What the task requires — Skip the images and return the records below exactly.
# start of Dataset excerpts
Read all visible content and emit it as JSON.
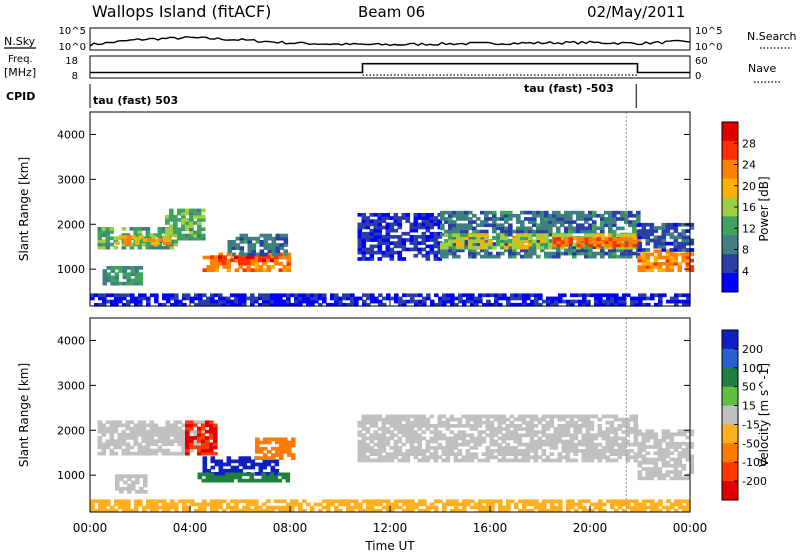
{
  "header": {
    "station": "Wallops Island (fitACF)",
    "beam": "Beam 06",
    "date": "02/May/2011"
  },
  "left_labels": {
    "nsky": "N.Sky",
    "freq": "Freq.",
    "freq_unit": "[MHz]",
    "cpid": "CPID"
  },
  "right_labels": {
    "nsearch": "N.Search",
    "nave": "Nave"
  },
  "cpid_labels": {
    "first": "tau (fast) 503",
    "second": "tau (fast) -503"
  },
  "noise_ticks_left": [
    "10^5",
    "10^0"
  ],
  "noise_ticks_right": [
    "10^5",
    "10^0"
  ],
  "freq_ticks": [
    "18",
    "8"
  ],
  "nave_ticks": [
    "60",
    "0"
  ],
  "colors": {
    "power": [
      "#0000ff",
      "#2a3fa6",
      "#3f7f7f",
      "#3fa35f",
      "#9fcf3f",
      "#ffb000",
      "#ff7f00",
      "#ff3000",
      "#e00000"
    ],
    "velocity": [
      "#1020c0",
      "#2a5fd0",
      "#1f7f3f",
      "#5fbf3f",
      "#c0c0c0",
      "#ffb020",
      "#ff7a00",
      "#ff3a00",
      "#e00000"
    ]
  },
  "chart_data": [
    {
      "type": "line",
      "panel": "noise",
      "x": [
        0,
        2,
        4,
        6,
        8,
        10,
        12,
        14,
        16,
        18,
        20,
        22,
        24
      ],
      "series": [
        {
          "values": [
            1.2,
            2.4,
            2.8,
            2.3,
            1.6,
            1.3,
            1.2,
            1.4,
            1.5,
            1.6,
            1.7,
            1.5,
            2.0
          ]
        }
      ]
    },
    {
      "type": "line",
      "panel": "frequency-nave",
      "x": [
        0,
        10.9,
        10.9,
        21.9,
        21.9,
        24
      ],
      "series": [
        {
          "values": [
            10.5,
            10.5,
            14.5,
            14.5,
            10.5,
            10.5
          ]
        }
      ],
      "frequency_ticks_mhz": [
        8,
        18
      ],
      "nave_ticks": [
        0,
        60
      ]
    },
    {
      "type": "heatmap",
      "panel": "power",
      "ylabel": "Slant Range [km]",
      "xlim": [
        0,
        24
      ],
      "ylim": [
        180,
        4500
      ],
      "yticks": [
        "1000",
        "2000",
        "3000",
        "4000"
      ],
      "colorbar_label": "Power [dB]",
      "colorbar_ticks": [
        "4",
        "8",
        "12",
        "16",
        "20",
        "24",
        "28"
      ],
      "regions": [
        {
          "x": [
            0.3,
            3.5
          ],
          "y": [
            1450,
            1900
          ],
          "value": 14
        },
        {
          "x": [
            1.0,
            3.2
          ],
          "y": [
            1550,
            1700
          ],
          "value": 22
        },
        {
          "x": [
            3.0,
            4.6
          ],
          "y": [
            1650,
            2300
          ],
          "value": 15
        },
        {
          "x": [
            4.5,
            7.9
          ],
          "y": [
            950,
            1350
          ],
          "value": 24
        },
        {
          "x": [
            4.8,
            7.5
          ],
          "y": [
            1100,
            1300
          ],
          "value": 28
        },
        {
          "x": [
            5.5,
            7.8
          ],
          "y": [
            1300,
            1750
          ],
          "value": 10
        },
        {
          "x": [
            10.7,
            14.0
          ],
          "y": [
            1200,
            2200
          ],
          "value": 6
        },
        {
          "x": [
            14.0,
            21.9
          ],
          "y": [
            1250,
            2300
          ],
          "value": 10
        },
        {
          "x": [
            14.0,
            21.9
          ],
          "y": [
            1450,
            1800
          ],
          "value": 18
        },
        {
          "x": [
            18.5,
            21.9
          ],
          "y": [
            1500,
            1700
          ],
          "value": 26
        },
        {
          "x": [
            21.9,
            24.0
          ],
          "y": [
            950,
            1400
          ],
          "value": 24
        },
        {
          "x": [
            21.9,
            24.0
          ],
          "y": [
            1400,
            2000
          ],
          "value": 8
        },
        {
          "x": [
            0.5,
            2.0
          ],
          "y": [
            650,
            1050
          ],
          "value": 12
        },
        {
          "x": [
            0.0,
            24.0
          ],
          "y": [
            180,
            450
          ],
          "value": 5
        }
      ]
    },
    {
      "type": "heatmap",
      "panel": "velocity",
      "xlabel": "Time UT",
      "ylabel": "Slant Range [km]",
      "xlim": [
        0,
        24
      ],
      "ylim": [
        180,
        4500
      ],
      "xticks": [
        "00:00",
        "04:00",
        "08:00",
        "12:00",
        "16:00",
        "20:00",
        "00:00"
      ],
      "yticks": [
        "1000",
        "2000",
        "3000",
        "4000"
      ],
      "colorbar_label": "Velocity [m s^-1]",
      "colorbar_ticks": [
        "200",
        "100",
        "50",
        "15",
        "-15",
        "-50",
        "-100",
        "-200"
      ],
      "regions": [
        {
          "x": [
            0.3,
            4.6
          ],
          "y": [
            1450,
            2200
          ],
          "value": 0
        },
        {
          "x": [
            4.5,
            7.5
          ],
          "y": [
            1000,
            1400
          ],
          "value": 200
        },
        {
          "x": [
            4.3,
            7.9
          ],
          "y": [
            850,
            1000
          ],
          "value": 40
        },
        {
          "x": [
            3.8,
            5.0
          ],
          "y": [
            1450,
            2200
          ],
          "value": -150
        },
        {
          "x": [
            6.6,
            8.1
          ],
          "y": [
            1350,
            1800
          ],
          "value": -80
        },
        {
          "x": [
            10.7,
            21.9
          ],
          "y": [
            1300,
            2300
          ],
          "value": 0
        },
        {
          "x": [
            21.9,
            24.0
          ],
          "y": [
            900,
            2000
          ],
          "value": 0
        },
        {
          "x": [
            1.0,
            2.2
          ],
          "y": [
            600,
            1000
          ],
          "value": 0
        },
        {
          "x": [
            0.0,
            24.0
          ],
          "y": [
            180,
            450
          ],
          "value": -30
        }
      ]
    }
  ]
}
# end of Dataset excerpts
Reply to the exercise —
Read all visible content and emit it as JSON.
{
  "header": {
    "station": "Wallops Island (fitACF)",
    "beam": "Beam 06",
    "date": "02/May/2011"
  },
  "left_labels": {
    "nsky": "N.Sky",
    "freq": "Freq.",
    "freq_unit": "[MHz]",
    "cpid": "CPID"
  },
  "right_labels": {
    "nsearch": "N.Search",
    "nave": "Nave"
  },
  "cpid_labels": {
    "first": "tau (fast) 503",
    "second": "tau (fast) -503"
  },
  "noise_ticks_left": [
    "10^5",
    "10^0"
  ],
  "noise_ticks_right": [
    "10^5",
    "10^0"
  ],
  "freq_ticks": [
    "18",
    "8"
  ],
  "nave_ticks": [
    "60",
    "0"
  ],
  "colors": {
    "power": [
      "#0000ff",
      "#2a3fa6",
      "#3f7f7f",
      "#3fa35f",
      "#9fcf3f",
      "#ffb000",
      "#ff7f00",
      "#ff3000",
      "#e00000"
    ],
    "velocity": [
      "#1020c0",
      "#2a5fd0",
      "#1f7f3f",
      "#5fbf3f",
      "#c0c0c0",
      "#ffb020",
      "#ff7a00",
      "#ff3a00",
      "#e00000"
    ]
  },
  "chart_data": [
    {
      "type": "line",
      "panel": "noise",
      "x": [
        0,
        2,
        4,
        6,
        8,
        10,
        12,
        14,
        16,
        18,
        20,
        22,
        24
      ],
      "series": [
        {
          "values": [
            1.2,
            2.4,
            2.8,
            2.3,
            1.6,
            1.3,
            1.2,
            1.4,
            1.5,
            1.6,
            1.7,
            1.5,
            2.0
          ]
        }
      ]
    },
    {
      "type": "line",
      "panel": "frequency-nave",
      "x": [
        0,
        10.9,
        10.9,
        21.9,
        21.9,
        24
      ],
      "series": [
        {
          "values": [
            10.5,
            10.5,
            14.5,
            14.5,
            10.5,
            10.5
          ]
        }
      ],
      "frequency_ticks_mhz": [
        8,
        18
      ],
      "nave_ticks": [
        0,
        60
      ]
    },
    {
      "type": "heatmap",
      "panel": "power",
      "ylabel": "Slant Range [km]",
      "xlim": [
        0,
        24
      ],
      "ylim": [
        180,
        4500
      ],
      "yticks": [
        "1000",
        "2000",
        "3000",
        "4000"
      ],
      "colorbar_label": "Power [dB]",
      "colorbar_ticks": [
        "4",
        "8",
        "12",
        "16",
        "20",
        "24",
        "28"
      ],
      "regions": [
        {
          "x": [
            0.3,
            3.5
          ],
          "y": [
            1450,
            1900
          ],
          "value": 14
        },
        {
          "x": [
            1.0,
            3.2
          ],
          "y": [
            1550,
            1700
          ],
          "value": 22
        },
        {
          "x": [
            3.0,
            4.6
          ],
          "y": [
            1650,
            2300
          ],
          "value": 15
        },
        {
          "x": [
            4.5,
            7.9
          ],
          "y": [
            950,
            1350
          ],
          "value": 24
        },
        {
          "x": [
            4.8,
            7.5
          ],
          "y": [
            1100,
            1300
          ],
          "value": 28
        },
        {
          "x": [
            5.5,
            7.8
          ],
          "y": [
            1300,
            1750
          ],
          "value": 10
        },
        {
          "x": [
            10.7,
            14.0
          ],
          "y": [
            1200,
            2200
          ],
          "value": 6
        },
        {
          "x": [
            14.0,
            21.9
          ],
          "y": [
            1250,
            2300
          ],
          "value": 10
        },
        {
          "x": [
            14.0,
            21.9
          ],
          "y": [
            1450,
            1800
          ],
          "value": 18
        },
        {
          "x": [
            18.5,
            21.9
          ],
          "y": [
            1500,
            1700
          ],
          "value": 26
        },
        {
          "x": [
            21.9,
            24.0
          ],
          "y": [
            950,
            1400
          ],
          "value": 24
        },
        {
          "x": [
            21.9,
            24.0
          ],
          "y": [
            1400,
            2000
          ],
          "value": 8
        },
        {
          "x": [
            0.5,
            2.0
          ],
          "y": [
            650,
            1050
          ],
          "value": 12
        },
        {
          "x": [
            0.0,
            24.0
          ],
          "y": [
            180,
            450
          ],
          "value": 5
        }
      ]
    },
    {
      "type": "heatmap",
      "panel": "velocity",
      "xlabel": "Time UT",
      "ylabel": "Slant Range [km]",
      "xlim": [
        0,
        24
      ],
      "ylim": [
        180,
        4500
      ],
      "xticks": [
        "00:00",
        "04:00",
        "08:00",
        "12:00",
        "16:00",
        "20:00",
        "00:00"
      ],
      "yticks": [
        "1000",
        "2000",
        "3000",
        "4000"
      ],
      "colorbar_label": "Velocity [m s^-1]",
      "colorbar_ticks": [
        "200",
        "100",
        "50",
        "15",
        "-15",
        "-50",
        "-100",
        "-200"
      ],
      "regions": [
        {
          "x": [
            0.3,
            4.6
          ],
          "y": [
            1450,
            2200
          ],
          "value": 0
        },
        {
          "x": [
            4.5,
            7.5
          ],
          "y": [
            1000,
            1400
          ],
          "value": 200
        },
        {
          "x": [
            4.3,
            7.9
          ],
          "y": [
            850,
            1000
          ],
          "value": 40
        },
        {
          "x": [
            3.8,
            5.0
          ],
          "y": [
            1450,
            2200
          ],
          "value": -150
        },
        {
          "x": [
            6.6,
            8.1
          ],
          "y": [
            1350,
            1800
          ],
          "value": -80
        },
        {
          "x": [
            10.7,
            21.9
          ],
          "y": [
            1300,
            2300
          ],
          "value": 0
        },
        {
          "x": [
            21.9,
            24.0
          ],
          "y": [
            900,
            2000
          ],
          "value": 0
        },
        {
          "x": [
            1.0,
            2.2
          ],
          "y": [
            600,
            1000
          ],
          "value": 0
        },
        {
          "x": [
            0.0,
            24.0
          ],
          "y": [
            180,
            450
          ],
          "value": -30
        }
      ]
    }
  ]
}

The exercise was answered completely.